▶ [Request]: Every record should be written out exactly, please.

Begin

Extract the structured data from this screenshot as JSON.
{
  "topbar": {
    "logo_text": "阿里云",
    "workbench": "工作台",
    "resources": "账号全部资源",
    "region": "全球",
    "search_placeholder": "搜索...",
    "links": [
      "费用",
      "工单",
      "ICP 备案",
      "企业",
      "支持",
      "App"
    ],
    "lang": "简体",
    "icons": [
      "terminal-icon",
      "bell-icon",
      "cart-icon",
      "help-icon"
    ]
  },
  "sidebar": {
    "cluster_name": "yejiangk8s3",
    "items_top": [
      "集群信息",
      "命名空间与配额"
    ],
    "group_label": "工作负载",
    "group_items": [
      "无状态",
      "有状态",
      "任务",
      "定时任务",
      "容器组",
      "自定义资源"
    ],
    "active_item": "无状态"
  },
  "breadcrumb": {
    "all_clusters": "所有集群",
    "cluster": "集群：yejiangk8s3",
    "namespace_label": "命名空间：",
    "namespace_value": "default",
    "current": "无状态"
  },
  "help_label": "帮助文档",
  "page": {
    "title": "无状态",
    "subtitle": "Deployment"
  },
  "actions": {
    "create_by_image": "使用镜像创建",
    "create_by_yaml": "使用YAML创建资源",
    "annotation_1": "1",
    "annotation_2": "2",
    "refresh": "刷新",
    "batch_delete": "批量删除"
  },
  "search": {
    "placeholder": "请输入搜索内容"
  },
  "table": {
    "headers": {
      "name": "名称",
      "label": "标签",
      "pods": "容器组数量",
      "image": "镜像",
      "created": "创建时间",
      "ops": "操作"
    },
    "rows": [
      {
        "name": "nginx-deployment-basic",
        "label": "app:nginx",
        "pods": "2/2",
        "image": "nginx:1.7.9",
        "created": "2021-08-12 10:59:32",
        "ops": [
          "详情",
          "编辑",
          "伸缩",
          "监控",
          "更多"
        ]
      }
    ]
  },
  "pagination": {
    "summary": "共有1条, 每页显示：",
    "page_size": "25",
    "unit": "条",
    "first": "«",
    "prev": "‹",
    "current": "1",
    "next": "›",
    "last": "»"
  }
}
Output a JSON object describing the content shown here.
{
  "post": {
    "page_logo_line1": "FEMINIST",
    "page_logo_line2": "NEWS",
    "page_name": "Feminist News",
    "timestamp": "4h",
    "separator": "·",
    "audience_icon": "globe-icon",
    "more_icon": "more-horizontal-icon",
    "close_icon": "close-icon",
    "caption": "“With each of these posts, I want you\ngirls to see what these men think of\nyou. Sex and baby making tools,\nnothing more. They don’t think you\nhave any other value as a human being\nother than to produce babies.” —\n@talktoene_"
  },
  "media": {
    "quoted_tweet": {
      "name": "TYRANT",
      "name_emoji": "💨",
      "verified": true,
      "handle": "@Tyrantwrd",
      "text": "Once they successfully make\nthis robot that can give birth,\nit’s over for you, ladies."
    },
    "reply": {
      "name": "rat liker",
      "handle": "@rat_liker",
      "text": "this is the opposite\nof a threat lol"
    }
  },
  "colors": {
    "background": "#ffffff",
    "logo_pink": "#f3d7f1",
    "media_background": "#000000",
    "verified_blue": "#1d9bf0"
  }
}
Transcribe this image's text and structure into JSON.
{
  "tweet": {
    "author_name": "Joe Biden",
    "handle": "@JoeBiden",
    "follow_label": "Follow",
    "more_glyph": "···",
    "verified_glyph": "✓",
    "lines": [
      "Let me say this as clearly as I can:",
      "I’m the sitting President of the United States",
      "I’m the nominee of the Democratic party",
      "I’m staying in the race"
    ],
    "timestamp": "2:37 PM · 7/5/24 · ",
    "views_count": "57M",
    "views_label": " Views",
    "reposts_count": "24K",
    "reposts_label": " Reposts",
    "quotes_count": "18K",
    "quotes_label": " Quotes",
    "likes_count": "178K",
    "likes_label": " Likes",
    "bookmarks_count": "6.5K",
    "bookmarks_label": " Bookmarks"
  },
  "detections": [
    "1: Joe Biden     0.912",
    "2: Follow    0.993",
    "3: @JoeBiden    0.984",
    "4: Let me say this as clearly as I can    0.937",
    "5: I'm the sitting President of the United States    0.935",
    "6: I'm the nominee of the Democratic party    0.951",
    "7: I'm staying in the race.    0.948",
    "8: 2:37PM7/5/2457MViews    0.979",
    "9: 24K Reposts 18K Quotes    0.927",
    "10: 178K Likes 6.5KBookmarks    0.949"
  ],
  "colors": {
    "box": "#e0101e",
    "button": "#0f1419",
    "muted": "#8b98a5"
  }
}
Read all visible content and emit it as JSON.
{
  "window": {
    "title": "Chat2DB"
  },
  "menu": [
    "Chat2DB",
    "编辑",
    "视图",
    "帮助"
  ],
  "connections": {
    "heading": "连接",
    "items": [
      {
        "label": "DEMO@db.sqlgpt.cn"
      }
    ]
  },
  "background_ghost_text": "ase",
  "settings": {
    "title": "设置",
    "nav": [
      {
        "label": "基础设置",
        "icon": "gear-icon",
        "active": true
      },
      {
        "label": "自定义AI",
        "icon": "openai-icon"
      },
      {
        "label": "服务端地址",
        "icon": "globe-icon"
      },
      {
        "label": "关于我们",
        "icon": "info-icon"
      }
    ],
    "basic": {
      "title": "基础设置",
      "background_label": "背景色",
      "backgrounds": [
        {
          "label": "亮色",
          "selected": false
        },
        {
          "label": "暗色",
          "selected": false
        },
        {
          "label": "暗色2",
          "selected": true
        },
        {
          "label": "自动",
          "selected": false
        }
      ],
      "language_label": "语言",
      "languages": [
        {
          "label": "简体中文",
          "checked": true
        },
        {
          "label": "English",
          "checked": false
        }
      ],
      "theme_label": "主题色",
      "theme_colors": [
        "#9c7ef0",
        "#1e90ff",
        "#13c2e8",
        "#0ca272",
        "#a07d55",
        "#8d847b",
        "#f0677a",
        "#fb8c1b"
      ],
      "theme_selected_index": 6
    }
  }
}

End

▶ [Output of the exercise]:
Extract the structured data from this screenshot as JSON.
{
  "topbar": {
    "logo_text": "阿里云",
    "workbench": "工作台",
    "resources": "账号全部资源",
    "region": "全球",
    "search_placeholder": "搜索...",
    "links": [
      "费用",
      "工单",
      "ICP 备案",
      "企业",
      "支持",
      "App"
    ],
    "lang": "简体",
    "icons": [
      "terminal-icon",
      "bell-icon",
      "cart-icon",
      "help-icon"
    ]
  },
  "sidebar": {
    "cluster_name": "yejiangk8s3",
    "items_top": [
      "集群信息",
      "命名空间与配额"
    ],
    "group_label": "工作负载",
    "group_items": [
      "无状态",
      "有状态",
      "任务",
      "定时任务",
      "容器组",
      "自定义资源"
    ],
    "active_item": "无状态"
  },
  "breadcrumb": {
    "all_clusters": "所有集群",
    "cluster": "集群：yejiangk8s3",
    "namespace_label": "命名空间：",
    "namespace_value": "default",
    "current": "无状态"
  },
  "help_label": "帮助文档",
  "page": {
    "title": "无状态",
    "subtitle": "Deployment"
  },
  "actions": {
    "create_by_image": "使用镜像创建",
    "create_by_yaml": "使用YAML创建资源",
    "annotation_1": "1",
    "annotation_2": "2",
    "refresh": "刷新",
    "batch_delete": "批量删除"
  },
  "search": {
    "placeholder": "请输入搜索内容"
  },
  "table": {
    "headers": {
      "name": "名称",
      "label": "标签",
      "pods": "容器组数量",
      "image": "镜像",
      "created": "创建时间",
      "ops": "操作"
    },
    "rows": [
      {
        "name": "nginx-deployment-basic",
        "label": "app:nginx",
        "pods": "2/2",
        "image": "nginx:1.7.9",
        "created": "2021-08-12 10:59:32",
        "ops": [
          "详情",
          "编辑",
          "伸缩",
          "监控",
          "更多"
        ]
      }
    ]
  },
  "pagination": {
    "summary": "共有1条, 每页显示：",
    "page_size": "25",
    "unit": "条",
    "first": "«",
    "prev": "‹",
    "current": "1",
    "next": "›",
    "last": "»"
  }
}
Output a JSON object describing the content shown here.
{
  "post": {
    "page_logo_line1": "FEMINIST",
    "page_logo_line2": "NEWS",
    "page_name": "Feminist News",
    "timestamp": "4h",
    "separator": "·",
    "audience_icon": "globe-icon",
    "more_icon": "more-horizontal-icon",
    "close_icon": "close-icon",
    "caption": "“With each of these posts, I want you\ngirls to see what these men think of\nyou. Sex and baby making tools,\nnothing more. They don’t think you\nhave any other value as a human being\nother than to produce babies.” —\n@talktoene_"
  },
  "media": {
    "quoted_tweet": {
      "name": "TYRANT",
      "name_emoji": "💨",
      "verified": true,
      "handle": "@Tyrantwrd",
      "text": "Once they successfully make\nthis robot that can give birth,\nit’s over for you, ladies."
    },
    "reply": {
      "name": "rat liker",
      "handle": "@rat_liker",
      "text": "this is the opposite\nof a threat lol"
    }
  },
  "colors": {
    "background": "#ffffff",
    "logo_pink": "#f3d7f1",
    "media_background": "#000000",
    "verified_blue": "#1d9bf0"
  }
}
Transcribe this image's text and structure into JSON.
{
  "tweet": {
    "author_name": "Joe Biden",
    "handle": "@JoeBiden",
    "follow_label": "Follow",
    "more_glyph": "···",
    "verified_glyph": "✓",
    "lines": [
      "Let me say this as clearly as I can:",
      "I’m the sitting President of the United States",
      "I’m the nominee of the Democratic party",
      "I’m staying in the race"
    ],
    "timestamp": "2:37 PM · 7/5/24 · ",
    "views_count": "57M",
    "views_label": " Views",
    "reposts_count": "24K",
    "reposts_label": " Reposts",
    "quotes_count": "18K",
    "quotes_label": " Quotes",
    "likes_count": "178K",
    "likes_label": " Likes",
    "bookmarks_count": "6.5K",
    "bookmarks_label": " Bookmarks"
  },
  "detections": [
    "1: Joe Biden     0.912",
    "2: Follow    0.993",
    "3: @JoeBiden    0.984",
    "4: Let me say this as clearly as I can    0.937",
    "5: I'm the sitting President of the United States    0.935",
    "6: I'm the nominee of the Democratic party    0.951",
    "7: I'm staying in the race.    0.948",
    "8: 2:37PM7/5/2457MViews    0.979",
    "9: 24K Reposts 18K Quotes    0.927",
    "10: 178K Likes 6.5KBookmarks    0.949"
  ],
  "colors": {
    "box": "#e0101e",
    "button": "#0f1419",
    "muted": "#8b98a5"
  }
}
Read all visible content and emit it as JSON.
{
  "window": {
    "title": "Chat2DB"
  },
  "menu": [
    "Chat2DB",
    "编辑",
    "视图",
    "帮助"
  ],
  "connections": {
    "heading": "连接",
    "items": [
      {
        "label": "DEMO@db.sqlgpt.cn"
      }
    ]
  },
  "background_ghost_text": "ase",
  "settings": {
    "title": "设置",
    "nav": [
      {
        "label": "基础设置",
        "icon": "gear-icon",
        "active": true
      },
      {
        "label": "自定义AI",
        "icon": "openai-icon"
      },
      {
        "label": "服务端地址",
        "icon": "globe-icon"
      },
      {
        "label": "关于我们",
        "icon": "info-icon"
      }
    ],
    "basic": {
      "title": "基础设置",
      "background_label": "背景色",
      "backgrounds": [
        {
          "label": "亮色",
          "selected": false
        },
        {
          "label": "暗色",
          "selected": false
        },
        {
          "label": "暗色2",
          "selected": true
        },
        {
          "label": "自动",
          "selected": false
        }
      ],
      "language_label": "语言",
      "languages": [
        {
          "label": "简体中文",
          "checked": true
        },
        {
          "label": "English",
          "checked": false
        }
      ],
      "theme_label": "主题色",
      "theme_colors": [
        "#9c7ef0",
        "#1e90ff",
        "#13c2e8",
        "#0ca272",
        "#a07d55",
        "#8d847b",
        "#f0677a",
        "#fb8c1b"
      ],
      "theme_selected_index": 6
    }
  }
}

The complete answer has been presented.